• **MATERIAL PROVIDED**
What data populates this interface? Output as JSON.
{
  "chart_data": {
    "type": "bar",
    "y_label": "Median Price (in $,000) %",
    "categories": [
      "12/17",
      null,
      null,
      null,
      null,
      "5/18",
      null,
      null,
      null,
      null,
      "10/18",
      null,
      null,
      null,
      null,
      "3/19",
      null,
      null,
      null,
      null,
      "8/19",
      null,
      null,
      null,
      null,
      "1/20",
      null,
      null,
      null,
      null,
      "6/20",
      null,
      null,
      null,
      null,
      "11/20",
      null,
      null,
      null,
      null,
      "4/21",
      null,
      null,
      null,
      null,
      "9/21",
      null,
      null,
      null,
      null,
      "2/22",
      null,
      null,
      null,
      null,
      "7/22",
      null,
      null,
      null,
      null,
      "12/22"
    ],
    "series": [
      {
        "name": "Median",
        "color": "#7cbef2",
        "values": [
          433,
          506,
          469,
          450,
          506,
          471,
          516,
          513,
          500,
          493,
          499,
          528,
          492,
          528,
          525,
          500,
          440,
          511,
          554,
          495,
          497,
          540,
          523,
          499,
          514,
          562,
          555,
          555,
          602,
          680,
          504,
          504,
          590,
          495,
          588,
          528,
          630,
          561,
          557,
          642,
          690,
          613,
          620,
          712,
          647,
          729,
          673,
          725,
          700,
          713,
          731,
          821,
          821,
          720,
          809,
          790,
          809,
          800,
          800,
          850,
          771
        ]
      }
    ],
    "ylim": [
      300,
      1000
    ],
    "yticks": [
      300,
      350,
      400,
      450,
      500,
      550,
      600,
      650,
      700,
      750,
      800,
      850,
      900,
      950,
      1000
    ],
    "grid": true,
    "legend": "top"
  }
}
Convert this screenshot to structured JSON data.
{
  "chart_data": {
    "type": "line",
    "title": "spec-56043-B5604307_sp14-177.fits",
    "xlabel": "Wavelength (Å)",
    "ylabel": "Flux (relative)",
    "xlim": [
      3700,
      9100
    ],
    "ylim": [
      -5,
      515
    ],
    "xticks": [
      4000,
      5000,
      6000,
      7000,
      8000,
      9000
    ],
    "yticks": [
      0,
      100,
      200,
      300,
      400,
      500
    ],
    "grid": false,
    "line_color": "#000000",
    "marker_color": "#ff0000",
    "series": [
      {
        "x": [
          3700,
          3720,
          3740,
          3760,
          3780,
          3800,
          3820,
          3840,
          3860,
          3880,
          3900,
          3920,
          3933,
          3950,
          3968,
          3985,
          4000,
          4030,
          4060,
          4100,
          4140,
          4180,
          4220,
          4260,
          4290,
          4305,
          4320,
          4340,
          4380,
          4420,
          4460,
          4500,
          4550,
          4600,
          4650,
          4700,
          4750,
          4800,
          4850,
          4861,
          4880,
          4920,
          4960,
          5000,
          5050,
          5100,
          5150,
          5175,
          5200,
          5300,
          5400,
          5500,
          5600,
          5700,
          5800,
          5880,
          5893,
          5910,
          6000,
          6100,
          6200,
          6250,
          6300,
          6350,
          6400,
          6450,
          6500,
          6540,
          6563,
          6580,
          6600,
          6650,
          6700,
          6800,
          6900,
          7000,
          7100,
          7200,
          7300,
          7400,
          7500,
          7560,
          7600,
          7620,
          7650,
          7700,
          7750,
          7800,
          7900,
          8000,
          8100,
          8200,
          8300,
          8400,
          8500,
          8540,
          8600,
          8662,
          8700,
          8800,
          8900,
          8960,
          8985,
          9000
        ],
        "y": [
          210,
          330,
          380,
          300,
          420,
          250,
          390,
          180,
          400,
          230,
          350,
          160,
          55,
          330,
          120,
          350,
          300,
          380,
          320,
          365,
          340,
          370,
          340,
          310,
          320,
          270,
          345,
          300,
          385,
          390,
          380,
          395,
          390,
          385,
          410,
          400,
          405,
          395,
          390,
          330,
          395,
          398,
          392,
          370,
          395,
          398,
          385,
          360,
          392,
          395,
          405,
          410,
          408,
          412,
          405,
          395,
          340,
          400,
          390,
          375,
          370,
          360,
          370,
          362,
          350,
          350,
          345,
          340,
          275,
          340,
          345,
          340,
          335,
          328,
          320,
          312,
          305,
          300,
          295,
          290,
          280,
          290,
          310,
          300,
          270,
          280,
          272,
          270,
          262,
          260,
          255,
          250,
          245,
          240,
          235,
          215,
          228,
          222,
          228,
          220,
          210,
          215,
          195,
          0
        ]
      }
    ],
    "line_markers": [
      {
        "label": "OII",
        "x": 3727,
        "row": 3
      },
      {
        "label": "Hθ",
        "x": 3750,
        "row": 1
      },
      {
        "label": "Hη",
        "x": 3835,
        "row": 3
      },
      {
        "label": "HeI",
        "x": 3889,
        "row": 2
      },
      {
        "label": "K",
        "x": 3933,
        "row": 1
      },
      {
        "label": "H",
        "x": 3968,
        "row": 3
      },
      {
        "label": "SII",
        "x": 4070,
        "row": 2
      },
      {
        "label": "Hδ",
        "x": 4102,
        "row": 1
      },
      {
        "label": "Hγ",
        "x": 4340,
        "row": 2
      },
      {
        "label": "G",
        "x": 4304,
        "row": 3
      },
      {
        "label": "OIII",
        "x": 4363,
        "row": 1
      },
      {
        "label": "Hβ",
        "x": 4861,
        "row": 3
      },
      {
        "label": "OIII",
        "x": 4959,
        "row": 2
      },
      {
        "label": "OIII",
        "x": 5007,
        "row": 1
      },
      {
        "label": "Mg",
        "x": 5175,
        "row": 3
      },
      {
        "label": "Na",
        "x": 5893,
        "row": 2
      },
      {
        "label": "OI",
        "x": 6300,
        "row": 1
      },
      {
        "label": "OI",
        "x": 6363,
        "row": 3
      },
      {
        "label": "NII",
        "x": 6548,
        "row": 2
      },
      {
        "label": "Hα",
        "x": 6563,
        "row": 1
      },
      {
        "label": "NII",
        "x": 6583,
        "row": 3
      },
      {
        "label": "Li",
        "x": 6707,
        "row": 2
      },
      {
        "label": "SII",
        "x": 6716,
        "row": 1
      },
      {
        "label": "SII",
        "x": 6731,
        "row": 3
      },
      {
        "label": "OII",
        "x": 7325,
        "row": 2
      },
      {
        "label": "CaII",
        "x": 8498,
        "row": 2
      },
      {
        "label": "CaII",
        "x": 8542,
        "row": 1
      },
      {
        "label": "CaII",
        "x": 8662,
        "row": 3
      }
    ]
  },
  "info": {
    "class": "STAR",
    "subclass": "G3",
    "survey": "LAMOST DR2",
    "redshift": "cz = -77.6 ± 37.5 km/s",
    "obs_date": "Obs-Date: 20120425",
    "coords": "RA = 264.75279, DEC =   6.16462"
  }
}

• **PROBLEM DETAILS**
Write the material out again in its entirety, exactly as shown.

• **ANSWER TO THIS TASK**
What data populates this interface? Output as JSON.
{
  "chart_data": {
    "type": "bar",
    "y_label": "Median Price (in $,000) %",
    "categories": [
      "12/17",
      null,
      null,
      null,
      null,
      "5/18",
      null,
      null,
      null,
      null,
      "10/18",
      null,
      null,
      null,
      null,
      "3/19",
      null,
      null,
      null,
      null,
      "8/19",
      null,
      null,
      null,
      null,
      "1/20",
      null,
      null,
      null,
      null,
      "6/20",
      null,
      null,
      null,
      null,
      "11/20",
      null,
      null,
      null,
      null,
      "4/21",
      null,
      null,
      null,
      null,
      "9/21",
      null,
      null,
      null,
      null,
      "2/22",
      null,
      null,
      null,
      null,
      "7/22",
      null,
      null,
      null,
      null,
      "12/22"
    ],
    "series": [
      {
        "name": "Median",
        "color": "#7cbef2",
        "values": [
          433,
          506,
          469,
          450,
          506,
          471,
          516,
          513,
          500,
          493,
          499,
          528,
          492,
          528,
          525,
          500,
          440,
          511,
          554,
          495,
          497,
          540,
          523,
          499,
          514,
          562,
          555,
          555,
          602,
          680,
          504,
          504,
          590,
          495,
          588,
          528,
          630,
          561,
          557,
          642,
          690,
          613,
          620,
          712,
          647,
          729,
          673,
          725,
          700,
          713,
          731,
          821,
          821,
          720,
          809,
          790,
          809,
          800,
          800,
          850,
          771
        ]
      }
    ],
    "ylim": [
      300,
      1000
    ],
    "yticks": [
      300,
      350,
      400,
      450,
      500,
      550,
      600,
      650,
      700,
      750,
      800,
      850,
      900,
      950,
      1000
    ],
    "grid": true,
    "legend": "top"
  }
}
Convert this screenshot to structured JSON data.
{
  "chart_data": {
    "type": "line",
    "title": "spec-56043-B5604307_sp14-177.fits",
    "xlabel": "Wavelength (Å)",
    "ylabel": "Flux (relative)",
    "xlim": [
      3700,
      9100
    ],
    "ylim": [
      -5,
      515
    ],
    "xticks": [
      4000,
      5000,
      6000,
      7000,
      8000,
      9000
    ],
    "yticks": [
      0,
      100,
      200,
      300,
      400,
      500
    ],
    "grid": false,
    "line_color": "#000000",
    "marker_color": "#ff0000",
    "series": [
      {
        "x": [
          3700,
          3720,
          3740,
          3760,
          3780,
          3800,
          3820,
          3840,
          3860,
          3880,
          3900,
          3920,
          3933,
          3950,
          3968,
          3985,
          4000,
          4030,
          4060,
          4100,
          4140,
          4180,
          4220,
          4260,
          4290,
          4305,
          4320,
          4340,
          4380,
          4420,
          4460,
          4500,
          4550,
          4600,
          4650,
          4700,
          4750,
          4800,
          4850,
          4861,
          4880,
          4920,
          4960,
          5000,
          5050,
          5100,
          5150,
          5175,
          5200,
          5300,
          5400,
          5500,
          5600,
          5700,
          5800,
          5880,
          5893,
          5910,
          6000,
          6100,
          6200,
          6250,
          6300,
          6350,
          6400,
          6450,
          6500,
          6540,
          6563,
          6580,
          6600,
          6650,
          6700,
          6800,
          6900,
          7000,
          7100,
          7200,
          7300,
          7400,
          7500,
          7560,
          7600,
          7620,
          7650,
          7700,
          7750,
          7800,
          7900,
          8000,
          8100,
          8200,
          8300,
          8400,
          8500,
          8540,
          8600,
          8662,
          8700,
          8800,
          8900,
          8960,
          8985,
          9000
        ],
        "y": [
          210,
          330,
          380,
          300,
          420,
          250,
          390,
          180,
          400,
          230,
          350,
          160,
          55,
          330,
          120,
          350,
          300,
          380,
          320,
          365,
          340,
          370,
          340,
          310,
          320,
          270,
          345,
          300,
          385,
          390,
          380,
          395,
          390,
          385,
          410,
          400,
          405,
          395,
          390,
          330,
          395,
          398,
          392,
          370,
          395,
          398,
          385,
          360,
          392,
          395,
          405,
          410,
          408,
          412,
          405,
          395,
          340,
          400,
          390,
          375,
          370,
          360,
          370,
          362,
          350,
          350,
          345,
          340,
          275,
          340,
          345,
          340,
          335,
          328,
          320,
          312,
          305,
          300,
          295,
          290,
          280,
          290,
          310,
          300,
          270,
          280,
          272,
          270,
          262,
          260,
          255,
          250,
          245,
          240,
          235,
          215,
          228,
          222,
          228,
          220,
          210,
          215,
          195,
          0
        ]
      }
    ],
    "line_markers": [
      {
        "label": "OII",
        "x": 3727,
        "row": 3
      },
      {
        "label": "Hθ",
        "x": 3750,
        "row": 1
      },
      {
        "label": "Hη",
        "x": 3835,
        "row": 3
      },
      {
        "label": "HeI",
        "x": 3889,
        "row": 2
      },
      {
        "label": "K",
        "x": 3933,
        "row": 1
      },
      {
        "label": "H",
        "x": 3968,
        "row": 3
      },
      {
        "label": "SII",
        "x": 4070,
        "row": 2
      },
      {
        "label": "Hδ",
        "x": 4102,
        "row": 1
      },
      {
        "label": "Hγ",
        "x": 4340,
        "row": 2
      },
      {
        "label": "G",
        "x": 4304,
        "row": 3
      },
      {
        "label": "OIII",
        "x": 4363,
        "row": 1
      },
      {
        "label": "Hβ",
        "x": 4861,
        "row": 3
      },
      {
        "label": "OIII",
        "x": 4959,
        "row": 2
      },
      {
        "label": "OIII",
        "x": 5007,
        "row": 1
      },
      {
        "label": "Mg",
        "x": 5175,
        "row": 3
      },
      {
        "label": "Na",
        "x": 5893,
        "row": 2
      },
      {
        "label": "OI",
        "x": 6300,
        "row": 1
      },
      {
        "label": "OI",
        "x": 6363,
        "row": 3
      },
      {
        "label": "NII",
        "x": 6548,
        "row": 2
      },
      {
        "label": "Hα",
        "x": 6563,
        "row": 1
      },
      {
        "label": "NII",
        "x": 6583,
        "row": 3
      },
      {
        "label": "Li",
        "x": 6707,
        "row": 2
      },
      {
        "label": "SII",
        "x": 6716,
        "row": 1
      },
      {
        "label": "SII",
        "x": 6731,
        "row": 3
      },
      {
        "label": "OII",
        "x": 7325,
        "row": 2
      },
      {
        "label": "CaII",
        "x": 8498,
        "row": 2
      },
      {
        "label": "CaII",
        "x": 8542,
        "row": 1
      },
      {
        "label": "CaII",
        "x": 8662,
        "row": 3
      }
    ]
  },
  "info": {
    "class": "STAR",
    "subclass": "G3",
    "survey": "LAMOST DR2",
    "redshift": "cz = -77.6 ± 37.5 km/s",
    "obs_date": "Obs-Date: 20120425",
    "coords": "RA = 264.75279, DEC =   6.16462"
  }
}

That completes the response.